◆ TO DO
Return the whole listing, keeping every character the same.

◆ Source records
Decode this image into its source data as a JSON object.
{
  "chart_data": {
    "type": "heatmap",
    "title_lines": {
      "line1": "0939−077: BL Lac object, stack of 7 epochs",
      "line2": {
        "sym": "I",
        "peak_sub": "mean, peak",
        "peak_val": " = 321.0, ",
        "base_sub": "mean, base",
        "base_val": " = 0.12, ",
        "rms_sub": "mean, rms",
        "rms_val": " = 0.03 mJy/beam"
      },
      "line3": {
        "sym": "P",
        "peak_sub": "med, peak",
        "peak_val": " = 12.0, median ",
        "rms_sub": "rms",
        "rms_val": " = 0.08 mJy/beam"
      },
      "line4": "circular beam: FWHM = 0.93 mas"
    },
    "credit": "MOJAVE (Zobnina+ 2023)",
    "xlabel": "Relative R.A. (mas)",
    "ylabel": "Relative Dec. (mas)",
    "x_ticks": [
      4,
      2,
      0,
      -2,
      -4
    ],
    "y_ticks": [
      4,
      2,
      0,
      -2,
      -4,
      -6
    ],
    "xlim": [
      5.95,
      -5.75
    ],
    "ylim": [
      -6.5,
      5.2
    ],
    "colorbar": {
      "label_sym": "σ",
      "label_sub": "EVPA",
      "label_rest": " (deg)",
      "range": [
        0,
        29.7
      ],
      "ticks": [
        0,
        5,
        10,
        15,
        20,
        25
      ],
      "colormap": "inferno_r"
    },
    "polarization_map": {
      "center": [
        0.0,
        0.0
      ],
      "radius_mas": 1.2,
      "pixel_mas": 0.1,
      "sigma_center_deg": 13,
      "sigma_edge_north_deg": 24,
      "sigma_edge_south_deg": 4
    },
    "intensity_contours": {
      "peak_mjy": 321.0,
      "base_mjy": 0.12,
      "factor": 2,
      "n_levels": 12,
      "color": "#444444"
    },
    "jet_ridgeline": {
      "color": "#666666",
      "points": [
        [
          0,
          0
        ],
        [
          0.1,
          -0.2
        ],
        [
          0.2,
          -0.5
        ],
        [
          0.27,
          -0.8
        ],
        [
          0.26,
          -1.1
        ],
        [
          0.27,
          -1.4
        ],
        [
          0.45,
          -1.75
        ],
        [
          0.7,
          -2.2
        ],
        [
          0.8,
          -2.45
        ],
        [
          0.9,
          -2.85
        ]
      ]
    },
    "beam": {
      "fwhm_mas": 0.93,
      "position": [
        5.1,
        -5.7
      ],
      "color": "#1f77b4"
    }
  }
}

◆ WRITTEN ANSWER
Decode this image into its source data as a JSON object.
{
  "chart_data": {
    "type": "heatmap",
    "title_lines": {
      "line1": "0939−077: BL Lac object, stack of 7 epochs",
      "line2": {
        "sym": "I",
        "peak_sub": "mean, peak",
        "peak_val": " = 321.0, ",
        "base_sub": "mean, base",
        "base_val": " = 0.12, ",
        "rms_sub": "mean, rms",
        "rms_val": " = 0.03 mJy/beam"
      },
      "line3": {
        "sym": "P",
        "peak_sub": "med, peak",
        "peak_val": " = 12.0, median ",
        "rms_sub": "rms",
        "rms_val": " = 0.08 mJy/beam"
      },
      "line4": "circular beam: FWHM = 0.93 mas"
    },
    "credit": "MOJAVE (Zobnina+ 2023)",
    "xlabel": "Relative R.A. (mas)",
    "ylabel": "Relative Dec. (mas)",
    "x_ticks": [
      4,
      2,
      0,
      -2,
      -4
    ],
    "y_ticks": [
      4,
      2,
      0,
      -2,
      -4,
      -6
    ],
    "xlim": [
      5.95,
      -5.75
    ],
    "ylim": [
      -6.5,
      5.2
    ],
    "colorbar": {
      "label_sym": "σ",
      "label_sub": "EVPA",
      "label_rest": " (deg)",
      "range": [
        0,
        29.7
      ],
      "ticks": [
        0,
        5,
        10,
        15,
        20,
        25
      ],
      "colormap": "inferno_r"
    },
    "polarization_map": {
      "center": [
        0.0,
        0.0
      ],
      "radius_mas": 1.2,
      "pixel_mas": 0.1,
      "sigma_center_deg": 13,
      "sigma_edge_north_deg": 24,
      "sigma_edge_south_deg": 4
    },
    "intensity_contours": {
      "peak_mjy": 321.0,
      "base_mjy": 0.12,
      "factor": 2,
      "n_levels": 12,
      "color": "#444444"
    },
    "jet_ridgeline": {
      "color": "#666666",
      "points": [
        [
          0,
          0
        ],
        [
          0.1,
          -0.2
        ],
        [
          0.2,
          -0.5
        ],
        [
          0.27,
          -0.8
        ],
        [
          0.26,
          -1.1
        ],
        [
          0.27,
          -1.4
        ],
        [
          0.45,
          -1.75
        ],
        [
          0.7,
          -2.2
        ],
        [
          0.8,
          -2.45
        ],
        [
          0.9,
          -2.85
        ]
      ]
    },
    "beam": {
      "fwhm_mas": 0.93,
      "position": [
        5.1,
        -5.7
      ],
      "color": "#1f77b4"
    }
  }
}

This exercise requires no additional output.